» **Written exercise**
Provide an exact copy of the data, excluding the images.

» **Materials provided**
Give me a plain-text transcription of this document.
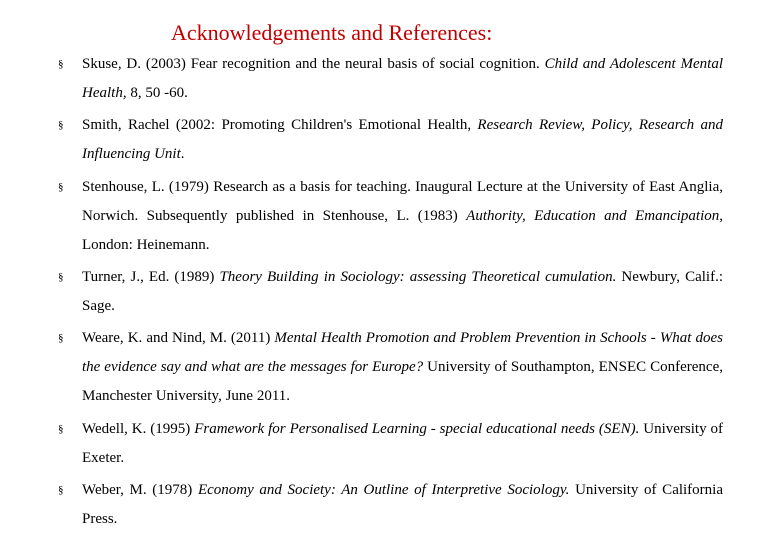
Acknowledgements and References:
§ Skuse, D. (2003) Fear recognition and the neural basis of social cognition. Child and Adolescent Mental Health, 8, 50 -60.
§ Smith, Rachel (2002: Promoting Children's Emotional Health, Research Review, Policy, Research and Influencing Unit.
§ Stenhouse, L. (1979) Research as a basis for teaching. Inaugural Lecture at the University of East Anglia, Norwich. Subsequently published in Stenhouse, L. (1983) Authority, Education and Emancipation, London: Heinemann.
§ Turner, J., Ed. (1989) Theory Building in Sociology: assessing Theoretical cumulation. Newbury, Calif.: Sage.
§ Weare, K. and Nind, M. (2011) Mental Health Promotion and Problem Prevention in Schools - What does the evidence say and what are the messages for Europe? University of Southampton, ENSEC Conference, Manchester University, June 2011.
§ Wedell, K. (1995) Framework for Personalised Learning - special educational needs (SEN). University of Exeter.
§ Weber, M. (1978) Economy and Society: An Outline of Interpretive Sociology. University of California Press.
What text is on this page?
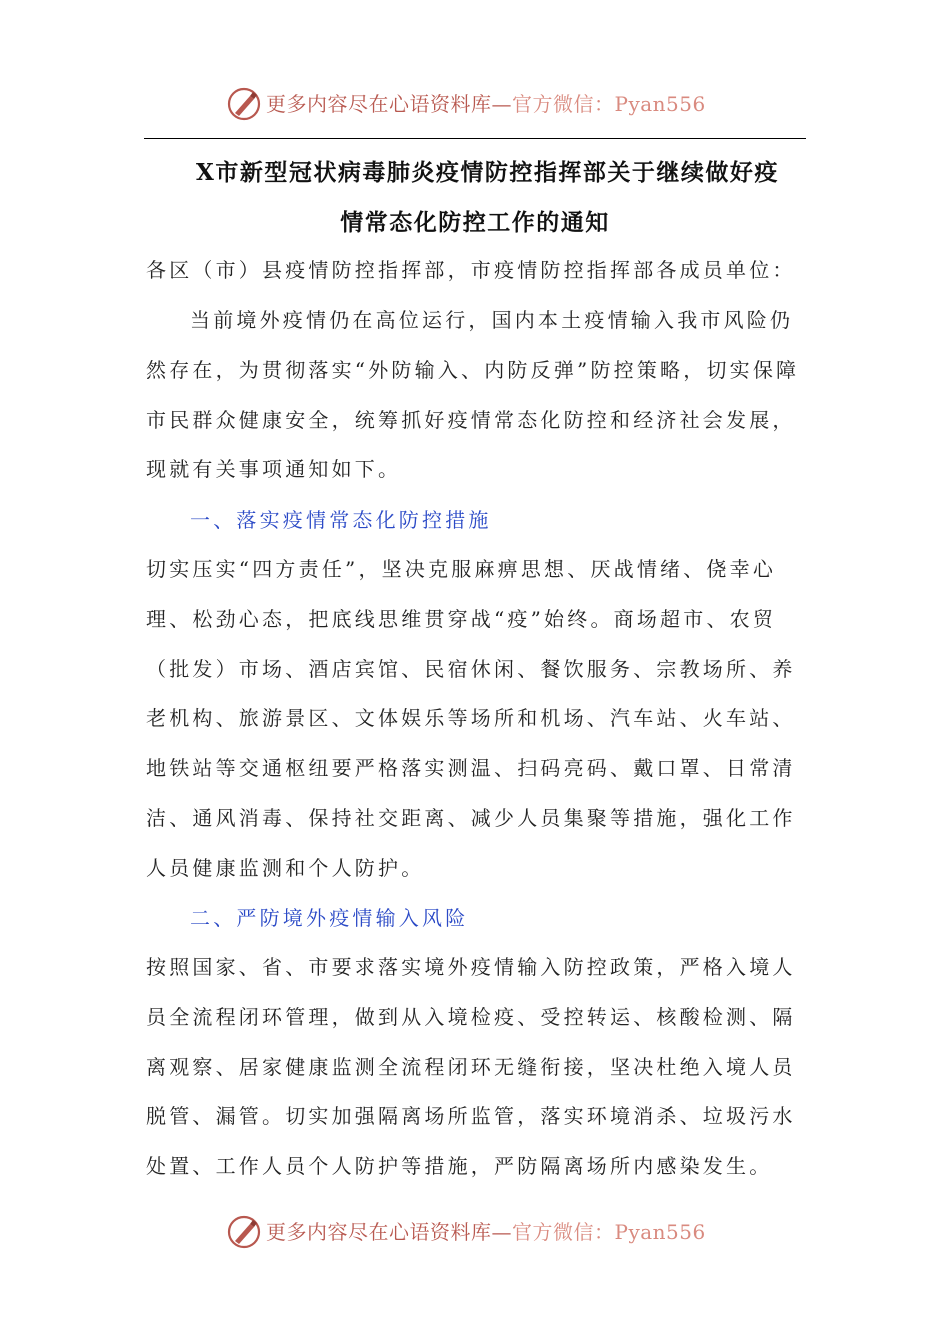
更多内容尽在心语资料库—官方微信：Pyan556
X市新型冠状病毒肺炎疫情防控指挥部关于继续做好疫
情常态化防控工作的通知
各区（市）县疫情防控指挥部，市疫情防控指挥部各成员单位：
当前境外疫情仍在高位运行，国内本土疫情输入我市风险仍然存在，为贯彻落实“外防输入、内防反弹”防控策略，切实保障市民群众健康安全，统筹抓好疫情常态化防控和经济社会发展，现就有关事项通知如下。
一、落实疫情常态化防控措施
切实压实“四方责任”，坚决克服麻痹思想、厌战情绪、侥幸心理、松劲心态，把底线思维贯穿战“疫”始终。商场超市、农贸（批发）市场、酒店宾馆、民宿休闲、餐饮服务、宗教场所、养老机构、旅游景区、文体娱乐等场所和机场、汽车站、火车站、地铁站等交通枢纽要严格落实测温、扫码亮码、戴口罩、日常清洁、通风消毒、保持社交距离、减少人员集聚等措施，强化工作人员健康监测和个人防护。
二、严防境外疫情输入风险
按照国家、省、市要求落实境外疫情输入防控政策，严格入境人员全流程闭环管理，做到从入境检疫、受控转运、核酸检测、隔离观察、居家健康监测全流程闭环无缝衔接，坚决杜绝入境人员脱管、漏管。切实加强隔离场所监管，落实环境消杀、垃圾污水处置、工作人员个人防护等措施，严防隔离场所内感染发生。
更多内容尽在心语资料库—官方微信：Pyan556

» **Finished exercise**
Give me a plain-text transcription of this document.
Acknowledgements and References:
§ Skuse, D. (2003) Fear recognition and the neural basis of social cognition. Child and Adolescent Mental Health, 8, 50 -60.
§ Smith, Rachel (2002: Promoting Children's Emotional Health, Research Review, Policy, Research and Influencing Unit.
§ Stenhouse, L. (1979) Research as a basis for teaching. Inaugural Lecture at the University of East Anglia, Norwich. Subsequently published in Stenhouse, L. (1983) Authority, Education and Emancipation, London: Heinemann.
§ Turner, J., Ed. (1989) Theory Building in Sociology: assessing Theoretical cumulation. Newbury, Calif.: Sage.
§ Weare, K. and Nind, M. (2011) Mental Health Promotion and Problem Prevention in Schools - What does the evidence say and what are the messages for Europe? University of Southampton, ENSEC Conference, Manchester University, June 2011.
§ Wedell, K. (1995) Framework for Personalised Learning - special educational needs (SEN). University of Exeter.
§ Weber, M. (1978) Economy and Society: An Outline of Interpretive Sociology. University of California Press.
What text is on this page?
更多内容尽在心语资料库—官方微信：Pyan556
X市新型冠状病毒肺炎疫情防控指挥部关于继续做好疫
情常态化防控工作的通知
各区（市）县疫情防控指挥部，市疫情防控指挥部各成员单位：
当前境外疫情仍在高位运行，国内本土疫情输入我市风险仍然存在，为贯彻落实“外防输入、内防反弹”防控策略，切实保障市民群众健康安全，统筹抓好疫情常态化防控和经济社会发展，现就有关事项通知如下。
一、落实疫情常态化防控措施
切实压实“四方责任”，坚决克服麻痹思想、厌战情绪、侥幸心理、松劲心态，把底线思维贯穿战“疫”始终。商场超市、农贸（批发）市场、酒店宾馆、民宿休闲、餐饮服务、宗教场所、养老机构、旅游景区、文体娱乐等场所和机场、汽车站、火车站、地铁站等交通枢纽要严格落实测温、扫码亮码、戴口罩、日常清洁、通风消毒、保持社交距离、减少人员集聚等措施，强化工作人员健康监测和个人防护。
二、严防境外疫情输入风险
按照国家、省、市要求落实境外疫情输入防控政策，严格入境人员全流程闭环管理，做到从入境检疫、受控转运、核酸检测、隔离观察、居家健康监测全流程闭环无缝衔接，坚决杜绝入境人员脱管、漏管。切实加强隔离场所监管，落实环境消杀、垃圾污水处置、工作人员个人防护等措施，严防隔离场所内感染发生。
更多内容尽在心语资料库—官方微信：Pyan556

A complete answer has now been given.